Identify and copy all lines of the material where the string "dilakukan" is found.
— BEGIN Dataset —
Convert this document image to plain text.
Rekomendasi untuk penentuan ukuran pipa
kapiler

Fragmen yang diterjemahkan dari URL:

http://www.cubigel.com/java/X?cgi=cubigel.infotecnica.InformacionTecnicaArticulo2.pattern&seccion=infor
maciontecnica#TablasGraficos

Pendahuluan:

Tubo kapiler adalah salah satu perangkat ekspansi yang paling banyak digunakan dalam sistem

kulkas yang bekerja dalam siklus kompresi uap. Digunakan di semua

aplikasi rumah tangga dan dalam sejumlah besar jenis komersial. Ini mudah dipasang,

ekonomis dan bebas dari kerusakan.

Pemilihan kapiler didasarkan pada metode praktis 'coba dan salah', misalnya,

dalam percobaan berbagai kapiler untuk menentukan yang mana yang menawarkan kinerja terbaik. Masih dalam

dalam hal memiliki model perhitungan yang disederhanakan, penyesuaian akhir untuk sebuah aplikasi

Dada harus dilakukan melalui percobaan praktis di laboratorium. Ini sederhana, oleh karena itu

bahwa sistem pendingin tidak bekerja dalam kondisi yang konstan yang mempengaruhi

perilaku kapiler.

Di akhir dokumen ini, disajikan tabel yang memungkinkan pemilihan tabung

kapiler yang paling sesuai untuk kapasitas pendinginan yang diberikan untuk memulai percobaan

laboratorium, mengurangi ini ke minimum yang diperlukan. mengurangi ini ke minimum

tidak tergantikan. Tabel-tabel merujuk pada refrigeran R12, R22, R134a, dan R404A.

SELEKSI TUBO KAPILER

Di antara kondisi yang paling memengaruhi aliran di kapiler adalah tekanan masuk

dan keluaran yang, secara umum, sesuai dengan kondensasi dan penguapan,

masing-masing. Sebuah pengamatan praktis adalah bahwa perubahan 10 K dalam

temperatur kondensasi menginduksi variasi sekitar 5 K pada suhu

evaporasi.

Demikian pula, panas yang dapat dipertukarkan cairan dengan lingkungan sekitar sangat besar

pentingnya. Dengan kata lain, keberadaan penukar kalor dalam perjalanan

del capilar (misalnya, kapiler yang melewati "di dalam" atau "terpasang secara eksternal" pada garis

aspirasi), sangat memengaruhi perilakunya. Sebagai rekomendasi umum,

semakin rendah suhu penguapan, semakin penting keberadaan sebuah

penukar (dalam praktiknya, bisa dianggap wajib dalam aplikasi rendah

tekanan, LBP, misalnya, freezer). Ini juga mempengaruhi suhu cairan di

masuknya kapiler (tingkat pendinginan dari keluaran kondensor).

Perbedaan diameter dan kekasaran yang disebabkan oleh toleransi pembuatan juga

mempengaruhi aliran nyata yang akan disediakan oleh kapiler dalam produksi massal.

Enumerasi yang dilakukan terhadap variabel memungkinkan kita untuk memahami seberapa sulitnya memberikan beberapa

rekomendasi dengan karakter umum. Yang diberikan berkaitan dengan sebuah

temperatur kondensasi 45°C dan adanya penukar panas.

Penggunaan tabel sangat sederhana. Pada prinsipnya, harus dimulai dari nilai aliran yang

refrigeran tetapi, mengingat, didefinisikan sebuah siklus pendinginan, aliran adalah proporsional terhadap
— END Dataset —
_Completed task_
Dada harus dilakukan melalui percobaan praktis di laboratorium. Ini sederhana, oleh karena itu
Enumerasi yang dilakukan terhadap variabel memungkinkan kita untuk memahami seberapa sulitnya memberikan beberapa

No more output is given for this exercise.